EXERCISE INSTRUCTIONS: Determine which lines contain the word "يراها", then copy those lines.

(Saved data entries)
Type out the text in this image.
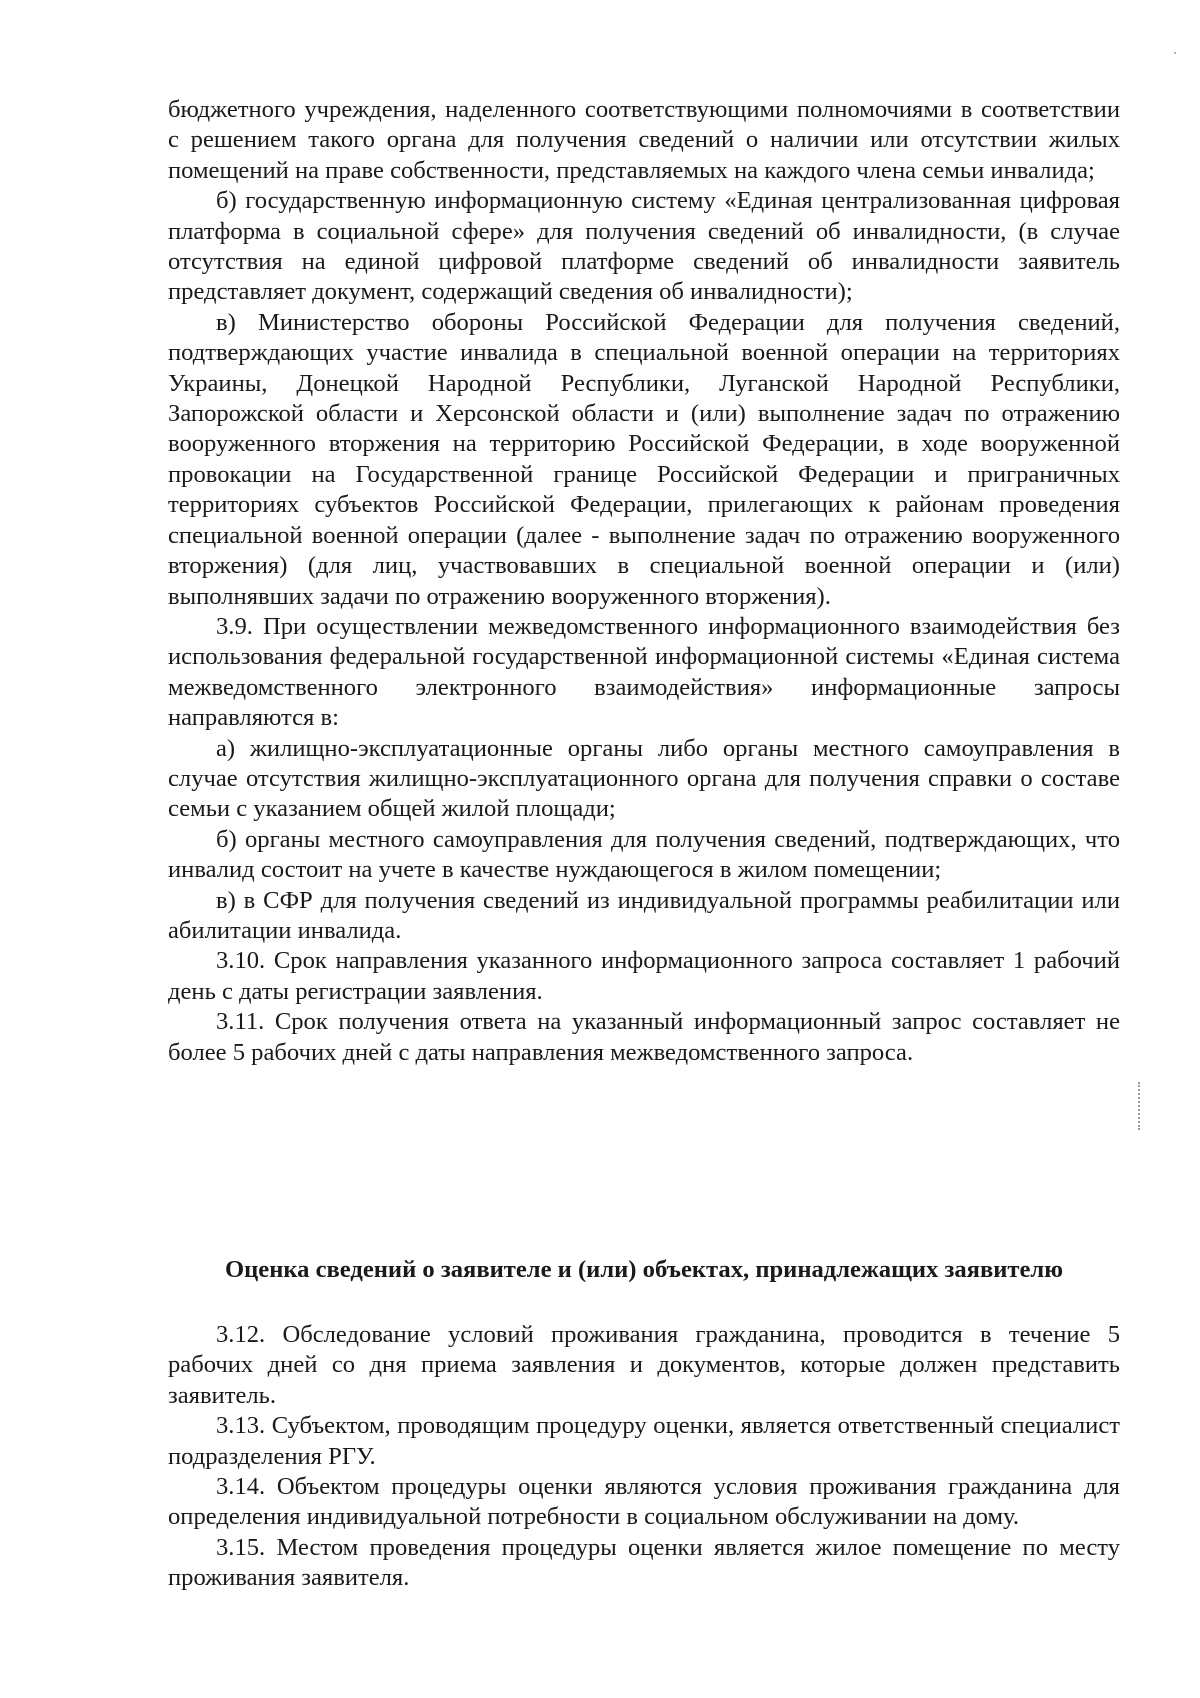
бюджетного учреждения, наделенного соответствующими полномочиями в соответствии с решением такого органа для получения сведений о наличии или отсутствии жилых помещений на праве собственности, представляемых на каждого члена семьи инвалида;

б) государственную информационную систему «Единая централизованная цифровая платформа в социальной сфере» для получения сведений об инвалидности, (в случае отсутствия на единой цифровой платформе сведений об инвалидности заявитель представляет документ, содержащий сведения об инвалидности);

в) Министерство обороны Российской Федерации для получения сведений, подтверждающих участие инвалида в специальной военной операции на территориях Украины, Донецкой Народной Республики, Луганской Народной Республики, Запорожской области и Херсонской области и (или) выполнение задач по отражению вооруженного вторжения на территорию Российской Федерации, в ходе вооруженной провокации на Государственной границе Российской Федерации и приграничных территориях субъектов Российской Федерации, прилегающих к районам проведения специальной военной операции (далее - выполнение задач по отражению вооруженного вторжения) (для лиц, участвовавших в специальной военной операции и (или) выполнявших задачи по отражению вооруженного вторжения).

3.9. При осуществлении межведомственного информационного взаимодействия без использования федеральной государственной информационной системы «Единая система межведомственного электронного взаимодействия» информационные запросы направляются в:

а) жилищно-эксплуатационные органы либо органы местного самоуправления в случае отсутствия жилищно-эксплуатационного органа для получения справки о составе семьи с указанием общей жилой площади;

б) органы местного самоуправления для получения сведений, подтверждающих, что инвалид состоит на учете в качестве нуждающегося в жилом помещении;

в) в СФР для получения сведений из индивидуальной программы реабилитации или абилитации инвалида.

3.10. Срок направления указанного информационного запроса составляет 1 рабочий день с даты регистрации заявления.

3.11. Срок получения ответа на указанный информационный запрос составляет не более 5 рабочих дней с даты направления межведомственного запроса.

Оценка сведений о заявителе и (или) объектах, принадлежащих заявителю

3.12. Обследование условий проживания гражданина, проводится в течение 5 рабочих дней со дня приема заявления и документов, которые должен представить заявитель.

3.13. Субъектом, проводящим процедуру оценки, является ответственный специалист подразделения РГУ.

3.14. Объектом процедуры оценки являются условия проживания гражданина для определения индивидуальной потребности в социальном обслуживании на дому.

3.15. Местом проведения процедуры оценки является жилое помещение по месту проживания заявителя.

==

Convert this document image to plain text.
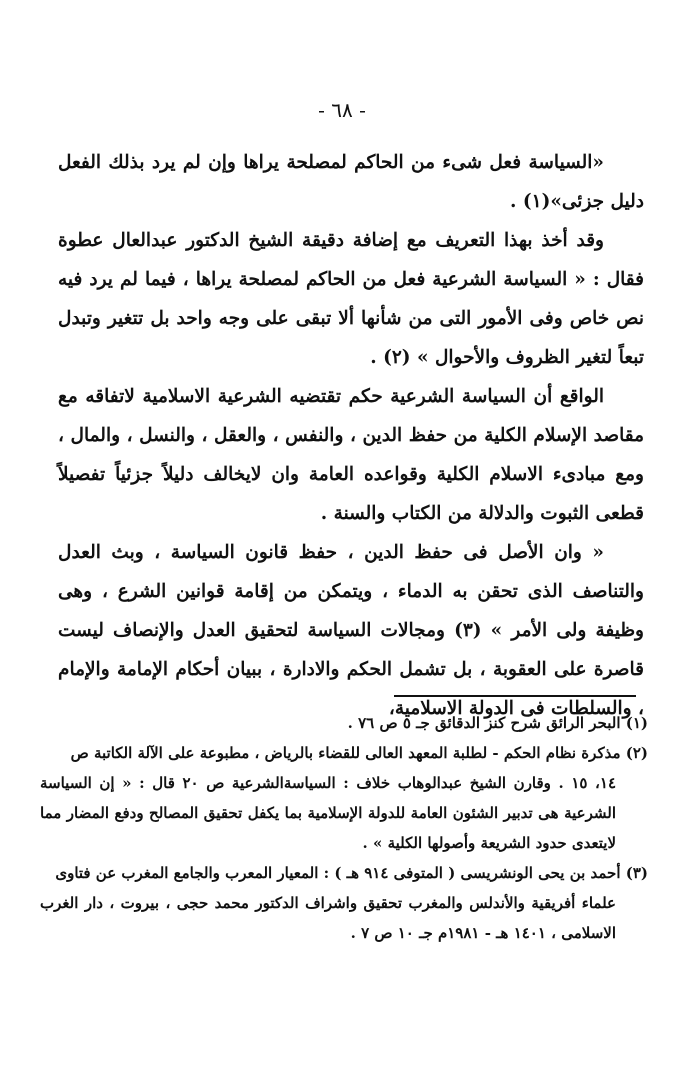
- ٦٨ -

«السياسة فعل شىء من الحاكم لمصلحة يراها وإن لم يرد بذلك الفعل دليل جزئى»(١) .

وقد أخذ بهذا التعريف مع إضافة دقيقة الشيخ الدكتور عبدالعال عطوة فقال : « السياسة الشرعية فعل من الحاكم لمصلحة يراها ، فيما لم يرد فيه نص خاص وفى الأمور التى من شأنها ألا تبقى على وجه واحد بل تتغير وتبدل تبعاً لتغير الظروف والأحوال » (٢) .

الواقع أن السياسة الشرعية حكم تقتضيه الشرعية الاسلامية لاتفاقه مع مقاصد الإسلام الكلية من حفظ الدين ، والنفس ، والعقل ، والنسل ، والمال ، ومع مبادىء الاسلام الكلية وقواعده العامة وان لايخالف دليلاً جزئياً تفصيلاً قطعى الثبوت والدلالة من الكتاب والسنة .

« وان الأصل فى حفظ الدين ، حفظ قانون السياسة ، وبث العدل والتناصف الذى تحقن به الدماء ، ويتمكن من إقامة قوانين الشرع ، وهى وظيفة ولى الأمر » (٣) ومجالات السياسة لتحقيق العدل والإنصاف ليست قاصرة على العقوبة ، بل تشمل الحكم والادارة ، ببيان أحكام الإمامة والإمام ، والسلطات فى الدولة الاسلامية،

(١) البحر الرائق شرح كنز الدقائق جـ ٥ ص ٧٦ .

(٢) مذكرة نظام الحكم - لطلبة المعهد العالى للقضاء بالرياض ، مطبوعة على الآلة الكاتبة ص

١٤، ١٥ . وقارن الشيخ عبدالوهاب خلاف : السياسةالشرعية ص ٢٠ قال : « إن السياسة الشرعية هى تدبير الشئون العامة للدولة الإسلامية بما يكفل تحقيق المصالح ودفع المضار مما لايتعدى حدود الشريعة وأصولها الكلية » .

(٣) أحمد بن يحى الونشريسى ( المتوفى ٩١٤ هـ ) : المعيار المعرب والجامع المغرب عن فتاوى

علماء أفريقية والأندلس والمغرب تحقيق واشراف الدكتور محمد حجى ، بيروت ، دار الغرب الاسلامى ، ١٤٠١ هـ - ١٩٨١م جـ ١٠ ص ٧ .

SOLUTION TO THIS PROBLEM:
«السياسة فعل شىء من الحاكم لمصلحة يراها وإن لم يرد بذلك الفعل دليل جزئى»(١) .
وقد أخذ بهذا التعريف مع إضافة دقيقة الشيخ الدكتور عبدالعال عطوة فقال : « السياسة الشرعية فعل من الحاكم لمصلحة يراها ، فيما لم يرد فيه نص خاص وفى الأمور التى من شأنها ألا تبقى على وجه واحد بل تتغير وتبدل تبعاً لتغير الظروف والأحوال » (٢) .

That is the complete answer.